§ Objective: What is the number of lines containing the string "from"? Answer with the number only.

═══ Stored data

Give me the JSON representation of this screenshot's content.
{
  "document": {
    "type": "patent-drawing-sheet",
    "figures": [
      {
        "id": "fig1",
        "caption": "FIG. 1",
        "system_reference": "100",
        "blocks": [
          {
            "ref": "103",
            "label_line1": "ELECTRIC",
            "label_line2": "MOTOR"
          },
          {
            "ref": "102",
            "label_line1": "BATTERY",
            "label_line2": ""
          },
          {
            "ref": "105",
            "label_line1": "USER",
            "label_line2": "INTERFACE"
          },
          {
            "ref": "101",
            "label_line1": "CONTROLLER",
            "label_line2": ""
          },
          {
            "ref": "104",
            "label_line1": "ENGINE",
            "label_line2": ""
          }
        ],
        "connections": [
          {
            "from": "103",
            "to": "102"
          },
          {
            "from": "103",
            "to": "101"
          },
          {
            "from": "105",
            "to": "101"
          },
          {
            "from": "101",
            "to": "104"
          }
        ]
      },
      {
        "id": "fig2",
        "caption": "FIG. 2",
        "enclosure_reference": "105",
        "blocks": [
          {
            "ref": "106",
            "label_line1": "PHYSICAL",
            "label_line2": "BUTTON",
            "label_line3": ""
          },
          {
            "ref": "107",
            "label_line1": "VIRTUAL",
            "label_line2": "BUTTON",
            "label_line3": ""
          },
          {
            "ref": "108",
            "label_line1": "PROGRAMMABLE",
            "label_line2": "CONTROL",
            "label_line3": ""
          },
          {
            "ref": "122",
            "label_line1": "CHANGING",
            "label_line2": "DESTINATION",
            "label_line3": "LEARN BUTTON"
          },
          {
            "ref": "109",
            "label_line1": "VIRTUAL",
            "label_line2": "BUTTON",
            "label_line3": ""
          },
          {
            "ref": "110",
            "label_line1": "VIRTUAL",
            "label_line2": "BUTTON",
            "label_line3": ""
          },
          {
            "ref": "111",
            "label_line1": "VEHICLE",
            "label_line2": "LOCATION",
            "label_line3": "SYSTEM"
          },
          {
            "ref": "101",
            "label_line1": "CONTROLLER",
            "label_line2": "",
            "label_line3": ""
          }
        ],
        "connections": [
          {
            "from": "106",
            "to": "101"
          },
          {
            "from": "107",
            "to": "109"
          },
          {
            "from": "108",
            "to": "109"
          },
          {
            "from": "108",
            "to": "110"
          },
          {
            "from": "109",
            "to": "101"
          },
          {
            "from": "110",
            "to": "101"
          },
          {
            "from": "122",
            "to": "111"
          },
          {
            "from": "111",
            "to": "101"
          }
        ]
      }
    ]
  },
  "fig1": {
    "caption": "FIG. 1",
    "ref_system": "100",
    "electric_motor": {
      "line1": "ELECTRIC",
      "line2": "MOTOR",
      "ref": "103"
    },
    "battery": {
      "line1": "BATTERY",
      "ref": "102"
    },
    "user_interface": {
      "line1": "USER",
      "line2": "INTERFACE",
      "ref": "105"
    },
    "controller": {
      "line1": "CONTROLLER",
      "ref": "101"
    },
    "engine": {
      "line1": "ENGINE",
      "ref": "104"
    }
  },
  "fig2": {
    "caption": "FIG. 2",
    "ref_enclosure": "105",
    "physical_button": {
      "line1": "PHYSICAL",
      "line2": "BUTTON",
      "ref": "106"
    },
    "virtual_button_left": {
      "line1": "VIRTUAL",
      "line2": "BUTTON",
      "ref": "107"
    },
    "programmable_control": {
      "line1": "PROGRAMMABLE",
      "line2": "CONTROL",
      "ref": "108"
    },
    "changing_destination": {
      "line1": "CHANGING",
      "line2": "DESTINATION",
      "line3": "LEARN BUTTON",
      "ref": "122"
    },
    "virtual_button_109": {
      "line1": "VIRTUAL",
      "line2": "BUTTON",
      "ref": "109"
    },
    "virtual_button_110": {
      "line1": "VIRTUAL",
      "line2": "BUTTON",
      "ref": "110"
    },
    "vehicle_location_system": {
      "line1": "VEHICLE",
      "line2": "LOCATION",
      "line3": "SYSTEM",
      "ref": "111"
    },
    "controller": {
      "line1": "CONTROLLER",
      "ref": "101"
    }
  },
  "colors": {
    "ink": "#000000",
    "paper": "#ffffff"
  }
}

══════

§ Output: 12